### Problem
No images are to be carried over; print all other material exactly as it stands.

Recorded data
<<<<

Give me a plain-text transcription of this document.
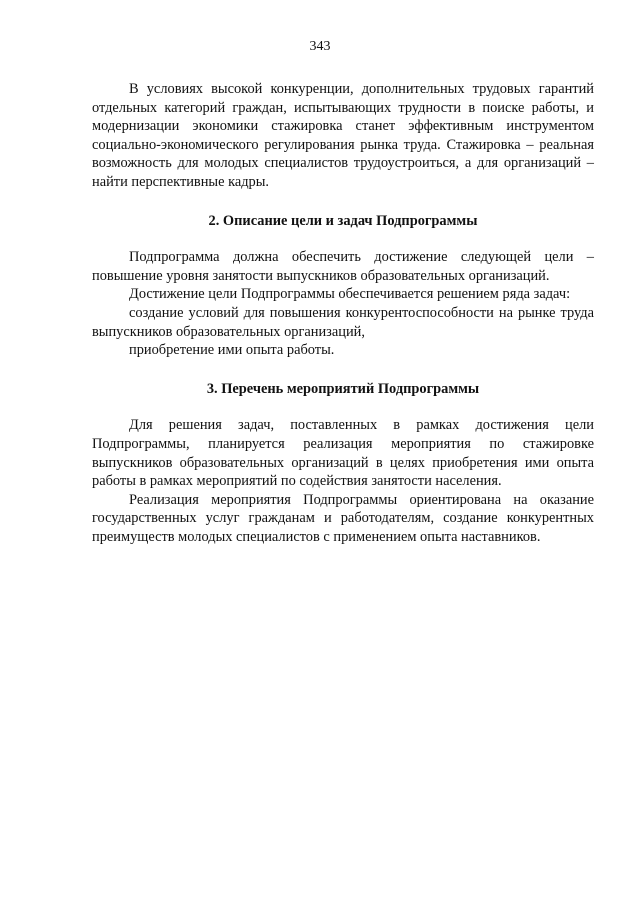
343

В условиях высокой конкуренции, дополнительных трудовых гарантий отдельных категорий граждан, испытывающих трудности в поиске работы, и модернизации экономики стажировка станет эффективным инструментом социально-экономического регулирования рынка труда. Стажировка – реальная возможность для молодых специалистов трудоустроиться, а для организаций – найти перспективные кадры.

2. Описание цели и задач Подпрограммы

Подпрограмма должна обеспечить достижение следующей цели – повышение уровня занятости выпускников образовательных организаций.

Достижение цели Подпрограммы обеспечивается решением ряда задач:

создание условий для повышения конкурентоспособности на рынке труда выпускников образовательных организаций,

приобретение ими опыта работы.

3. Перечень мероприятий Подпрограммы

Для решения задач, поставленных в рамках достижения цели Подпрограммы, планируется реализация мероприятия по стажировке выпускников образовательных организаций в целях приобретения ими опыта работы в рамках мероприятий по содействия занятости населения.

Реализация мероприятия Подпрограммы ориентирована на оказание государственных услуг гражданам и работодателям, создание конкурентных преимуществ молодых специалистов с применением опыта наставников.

>>>>

### Exercise answer
Give me a plain-text transcription of this document.
343

В условиях высокой конкуренции, дополнительных трудовых гарантий отдельных категорий граждан, испытывающих трудности в поиске работы, и модернизации экономики стажировка станет эффективным инструментом социально-экономического регулирования рынка труда. Стажировка – реальная возможность для молодых специалистов трудоустроиться, а для организаций – найти перспективные кадры.

2. Описание цели и задач Подпрограммы

Подпрограмма должна обеспечить достижение следующей цели – повышение уровня занятости выпускников образовательных организаций.

Достижение цели Подпрограммы обеспечивается решением ряда задач:

создание условий для повышения конкурентоспособности на рынке труда выпускников образовательных организаций,

приобретение ими опыта работы.

3. Перечень мероприятий Подпрограммы

Для решения задач, поставленных в рамках достижения цели Подпрограммы, планируется реализация мероприятия по стажировке выпускников образовательных организаций в целях приобретения ими опыта работы в рамках мероприятий по содействия занятости населения.

Реализация мероприятия Подпрограммы ориентирована на оказание государственных услуг гражданам и работодателям, создание конкурентных преимуществ молодых специалистов с применением опыта наставников.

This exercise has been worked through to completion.